_PROBLEM_. Make an exact copy of the lines below.

::::

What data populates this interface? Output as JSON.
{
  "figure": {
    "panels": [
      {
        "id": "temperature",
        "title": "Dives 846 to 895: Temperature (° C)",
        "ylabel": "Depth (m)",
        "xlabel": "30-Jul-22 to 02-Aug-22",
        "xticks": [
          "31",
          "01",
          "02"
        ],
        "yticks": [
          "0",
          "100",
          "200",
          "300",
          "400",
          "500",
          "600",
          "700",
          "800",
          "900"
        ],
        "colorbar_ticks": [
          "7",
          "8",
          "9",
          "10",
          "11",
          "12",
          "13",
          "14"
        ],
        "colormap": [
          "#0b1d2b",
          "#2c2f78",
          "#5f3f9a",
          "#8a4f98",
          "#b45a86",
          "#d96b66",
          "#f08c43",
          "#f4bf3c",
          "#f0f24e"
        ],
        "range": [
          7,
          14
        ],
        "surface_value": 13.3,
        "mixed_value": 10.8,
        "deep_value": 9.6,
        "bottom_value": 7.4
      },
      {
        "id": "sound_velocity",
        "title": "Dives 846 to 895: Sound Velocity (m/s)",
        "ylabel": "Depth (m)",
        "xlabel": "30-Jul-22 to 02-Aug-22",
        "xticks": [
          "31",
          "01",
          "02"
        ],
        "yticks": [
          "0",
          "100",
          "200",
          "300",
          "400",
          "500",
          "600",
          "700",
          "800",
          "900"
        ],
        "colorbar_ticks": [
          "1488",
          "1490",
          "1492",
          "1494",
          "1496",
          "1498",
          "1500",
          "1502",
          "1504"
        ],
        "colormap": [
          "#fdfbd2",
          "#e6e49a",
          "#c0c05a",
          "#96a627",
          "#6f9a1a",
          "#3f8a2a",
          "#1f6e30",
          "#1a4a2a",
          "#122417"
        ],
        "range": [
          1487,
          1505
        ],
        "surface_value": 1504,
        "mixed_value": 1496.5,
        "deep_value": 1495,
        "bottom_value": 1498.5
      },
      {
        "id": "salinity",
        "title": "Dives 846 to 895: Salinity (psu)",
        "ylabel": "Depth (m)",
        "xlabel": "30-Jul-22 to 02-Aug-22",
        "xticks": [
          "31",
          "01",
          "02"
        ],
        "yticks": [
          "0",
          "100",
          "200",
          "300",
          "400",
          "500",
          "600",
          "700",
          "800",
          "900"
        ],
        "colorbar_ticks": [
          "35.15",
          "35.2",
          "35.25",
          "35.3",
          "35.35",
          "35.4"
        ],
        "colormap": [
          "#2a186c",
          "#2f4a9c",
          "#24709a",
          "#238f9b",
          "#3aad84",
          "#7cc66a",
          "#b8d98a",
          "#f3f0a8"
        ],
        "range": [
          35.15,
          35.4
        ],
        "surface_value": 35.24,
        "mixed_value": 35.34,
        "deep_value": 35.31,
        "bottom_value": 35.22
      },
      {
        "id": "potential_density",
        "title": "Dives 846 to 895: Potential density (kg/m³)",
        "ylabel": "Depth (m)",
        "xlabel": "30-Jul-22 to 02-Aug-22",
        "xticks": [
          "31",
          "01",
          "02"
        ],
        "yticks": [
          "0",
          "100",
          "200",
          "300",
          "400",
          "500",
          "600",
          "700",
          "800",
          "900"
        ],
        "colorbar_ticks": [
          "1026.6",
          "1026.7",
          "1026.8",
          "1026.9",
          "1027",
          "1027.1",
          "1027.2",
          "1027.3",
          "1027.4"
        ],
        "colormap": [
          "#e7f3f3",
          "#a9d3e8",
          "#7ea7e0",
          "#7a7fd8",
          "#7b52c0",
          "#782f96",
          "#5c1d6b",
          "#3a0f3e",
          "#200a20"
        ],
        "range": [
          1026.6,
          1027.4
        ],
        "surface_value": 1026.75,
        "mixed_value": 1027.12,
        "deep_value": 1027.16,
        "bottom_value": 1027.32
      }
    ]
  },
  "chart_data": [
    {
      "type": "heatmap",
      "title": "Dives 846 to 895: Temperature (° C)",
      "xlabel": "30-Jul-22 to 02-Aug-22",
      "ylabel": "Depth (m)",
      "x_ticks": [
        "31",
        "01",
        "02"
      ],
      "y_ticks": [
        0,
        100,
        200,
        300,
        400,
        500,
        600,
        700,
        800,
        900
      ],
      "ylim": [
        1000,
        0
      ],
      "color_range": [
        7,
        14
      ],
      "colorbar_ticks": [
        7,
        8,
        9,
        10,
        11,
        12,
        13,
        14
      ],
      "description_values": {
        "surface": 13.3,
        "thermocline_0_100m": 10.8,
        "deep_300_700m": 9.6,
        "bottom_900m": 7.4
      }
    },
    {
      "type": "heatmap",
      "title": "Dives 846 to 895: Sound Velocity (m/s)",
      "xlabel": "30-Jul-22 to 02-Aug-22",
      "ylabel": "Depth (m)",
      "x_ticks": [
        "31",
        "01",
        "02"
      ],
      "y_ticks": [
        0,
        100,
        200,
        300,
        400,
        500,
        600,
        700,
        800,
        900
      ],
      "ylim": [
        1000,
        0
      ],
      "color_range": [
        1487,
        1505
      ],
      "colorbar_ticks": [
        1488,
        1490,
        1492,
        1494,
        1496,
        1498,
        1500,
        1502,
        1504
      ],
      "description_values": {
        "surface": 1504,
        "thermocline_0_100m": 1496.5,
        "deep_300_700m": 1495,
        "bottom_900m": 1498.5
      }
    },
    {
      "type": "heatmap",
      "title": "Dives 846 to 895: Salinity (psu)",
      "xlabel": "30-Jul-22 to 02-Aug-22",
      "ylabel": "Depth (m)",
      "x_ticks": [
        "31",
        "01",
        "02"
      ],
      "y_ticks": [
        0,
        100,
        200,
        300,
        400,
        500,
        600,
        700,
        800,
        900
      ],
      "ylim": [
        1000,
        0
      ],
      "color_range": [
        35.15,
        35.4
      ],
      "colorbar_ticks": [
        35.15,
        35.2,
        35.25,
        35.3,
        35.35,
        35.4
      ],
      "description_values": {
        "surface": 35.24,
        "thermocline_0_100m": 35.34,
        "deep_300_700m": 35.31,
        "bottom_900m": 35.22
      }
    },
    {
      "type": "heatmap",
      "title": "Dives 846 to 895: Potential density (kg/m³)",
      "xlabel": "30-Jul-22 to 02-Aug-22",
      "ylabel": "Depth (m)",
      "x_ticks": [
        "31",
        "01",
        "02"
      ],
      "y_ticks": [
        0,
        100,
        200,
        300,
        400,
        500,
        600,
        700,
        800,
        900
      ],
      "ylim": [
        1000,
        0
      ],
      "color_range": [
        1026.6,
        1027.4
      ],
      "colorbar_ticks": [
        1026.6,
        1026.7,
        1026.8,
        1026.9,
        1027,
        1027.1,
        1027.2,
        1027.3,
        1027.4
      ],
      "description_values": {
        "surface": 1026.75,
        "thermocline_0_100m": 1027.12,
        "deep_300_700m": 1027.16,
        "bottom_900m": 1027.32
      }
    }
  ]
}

::::

_ANSWER FOR THE TASK_.
What data populates this interface? Output as JSON.
{
  "figure": {
    "panels": [
      {
        "id": "temperature",
        "title": "Dives 846 to 895: Temperature (° C)",
        "ylabel": "Depth (m)",
        "xlabel": "30-Jul-22 to 02-Aug-22",
        "xticks": [
          "31",
          "01",
          "02"
        ],
        "yticks": [
          "0",
          "100",
          "200",
          "300",
          "400",
          "500",
          "600",
          "700",
          "800",
          "900"
        ],
        "colorbar_ticks": [
          "7",
          "8",
          "9",
          "10",
          "11",
          "12",
          "13",
          "14"
        ],
        "colormap": [
          "#0b1d2b",
          "#2c2f78",
          "#5f3f9a",
          "#8a4f98",
          "#b45a86",
          "#d96b66",
          "#f08c43",
          "#f4bf3c",
          "#f0f24e"
        ],
        "range": [
          7,
          14
        ],
        "surface_value": 13.3,
        "mixed_value": 10.8,
        "deep_value": 9.6,
        "bottom_value": 7.4
      },
      {
        "id": "sound_velocity",
        "title": "Dives 846 to 895: Sound Velocity (m/s)",
        "ylabel": "Depth (m)",
        "xlabel": "30-Jul-22 to 02-Aug-22",
        "xticks": [
          "31",
          "01",
          "02"
        ],
        "yticks": [
          "0",
          "100",
          "200",
          "300",
          "400",
          "500",
          "600",
          "700",
          "800",
          "900"
        ],
        "colorbar_ticks": [
          "1488",
          "1490",
          "1492",
          "1494",
          "1496",
          "1498",
          "1500",
          "1502",
          "1504"
        ],
        "colormap": [
          "#fdfbd2",
          "#e6e49a",
          "#c0c05a",
          "#96a627",
          "#6f9a1a",
          "#3f8a2a",
          "#1f6e30",
          "#1a4a2a",
          "#122417"
        ],
        "range": [
          1487,
          1505
        ],
        "surface_value": 1504,
        "mixed_value": 1496.5,
        "deep_value": 1495,
        "bottom_value": 1498.5
      },
      {
        "id": "salinity",
        "title": "Dives 846 to 895: Salinity (psu)",
        "ylabel": "Depth (m)",
        "xlabel": "30-Jul-22 to 02-Aug-22",
        "xticks": [
          "31",
          "01",
          "02"
        ],
        "yticks": [
          "0",
          "100",
          "200",
          "300",
          "400",
          "500",
          "600",
          "700",
          "800",
          "900"
        ],
        "colorbar_ticks": [
          "35.15",
          "35.2",
          "35.25",
          "35.3",
          "35.35",
          "35.4"
        ],
        "colormap": [
          "#2a186c",
          "#2f4a9c",
          "#24709a",
          "#238f9b",
          "#3aad84",
          "#7cc66a",
          "#b8d98a",
          "#f3f0a8"
        ],
        "range": [
          35.15,
          35.4
        ],
        "surface_value": 35.24,
        "mixed_value": 35.34,
        "deep_value": 35.31,
        "bottom_value": 35.22
      },
      {
        "id": "potential_density",
        "title": "Dives 846 to 895: Potential density (kg/m³)",
        "ylabel": "Depth (m)",
        "xlabel": "30-Jul-22 to 02-Aug-22",
        "xticks": [
          "31",
          "01",
          "02"
        ],
        "yticks": [
          "0",
          "100",
          "200",
          "300",
          "400",
          "500",
          "600",
          "700",
          "800",
          "900"
        ],
        "colorbar_ticks": [
          "1026.6",
          "1026.7",
          "1026.8",
          "1026.9",
          "1027",
          "1027.1",
          "1027.2",
          "1027.3",
          "1027.4"
        ],
        "colormap": [
          "#e7f3f3",
          "#a9d3e8",
          "#7ea7e0",
          "#7a7fd8",
          "#7b52c0",
          "#782f96",
          "#5c1d6b",
          "#3a0f3e",
          "#200a20"
        ],
        "range": [
          1026.6,
          1027.4
        ],
        "surface_value": 1026.75,
        "mixed_value": 1027.12,
        "deep_value": 1027.16,
        "bottom_value": 1027.32
      }
    ]
  },
  "chart_data": [
    {
      "type": "heatmap",
      "title": "Dives 846 to 895: Temperature (° C)",
      "xlabel": "30-Jul-22 to 02-Aug-22",
      "ylabel": "Depth (m)",
      "x_ticks": [
        "31",
        "01",
        "02"
      ],
      "y_ticks": [
        0,
        100,
        200,
        300,
        400,
        500,
        600,
        700,
        800,
        900
      ],
      "ylim": [
        1000,
        0
      ],
      "color_range": [
        7,
        14
      ],
      "colorbar_ticks": [
        7,
        8,
        9,
        10,
        11,
        12,
        13,
        14
      ],
      "description_values": {
        "surface": 13.3,
        "thermocline_0_100m": 10.8,
        "deep_300_700m": 9.6,
        "bottom_900m": 7.4
      }
    },
    {
      "type": "heatmap",
      "title": "Dives 846 to 895: Sound Velocity (m/s)",
      "xlabel": "30-Jul-22 to 02-Aug-22",
      "ylabel": "Depth (m)",
      "x_ticks": [
        "31",
        "01",
        "02"
      ],
      "y_ticks": [
        0,
        100,
        200,
        300,
        400,
        500,
        600,
        700,
        800,
        900
      ],
      "ylim": [
        1000,
        0
      ],
      "color_range": [
        1487,
        1505
      ],
      "colorbar_ticks": [
        1488,
        1490,
        1492,
        1494,
        1496,
        1498,
        1500,
        1502,
        1504
      ],
      "description_values": {
        "surface": 1504,
        "thermocline_0_100m": 1496.5,
        "deep_300_700m": 1495,
        "bottom_900m": 1498.5
      }
    },
    {
      "type": "heatmap",
      "title": "Dives 846 to 895: Salinity (psu)",
      "xlabel": "30-Jul-22 to 02-Aug-22",
      "ylabel": "Depth (m)",
      "x_ticks": [
        "31",
        "01",
        "02"
      ],
      "y_ticks": [
        0,
        100,
        200,
        300,
        400,
        500,
        600,
        700,
        800,
        900
      ],
      "ylim": [
        1000,
        0
      ],
      "color_range": [
        35.15,
        35.4
      ],
      "colorbar_ticks": [
        35.15,
        35.2,
        35.25,
        35.3,
        35.35,
        35.4
      ],
      "description_values": {
        "surface": 35.24,
        "thermocline_0_100m": 35.34,
        "deep_300_700m": 35.31,
        "bottom_900m": 35.22
      }
    },
    {
      "type": "heatmap",
      "title": "Dives 846 to 895: Potential density (kg/m³)",
      "xlabel": "30-Jul-22 to 02-Aug-22",
      "ylabel": "Depth (m)",
      "x_ticks": [
        "31",
        "01",
        "02"
      ],
      "y_ticks": [
        0,
        100,
        200,
        300,
        400,
        500,
        600,
        700,
        800,
        900
      ],
      "ylim": [
        1000,
        0
      ],
      "color_range": [
        1026.6,
        1027.4
      ],
      "colorbar_ticks": [
        1026.6,
        1026.7,
        1026.8,
        1026.9,
        1027,
        1027.1,
        1027.2,
        1027.3,
        1027.4
      ],
      "description_values": {
        "surface": 1026.75,
        "thermocline_0_100m": 1027.12,
        "deep_300_700m": 1027.16,
        "bottom_900m": 1027.32
      }
    }
  ]
}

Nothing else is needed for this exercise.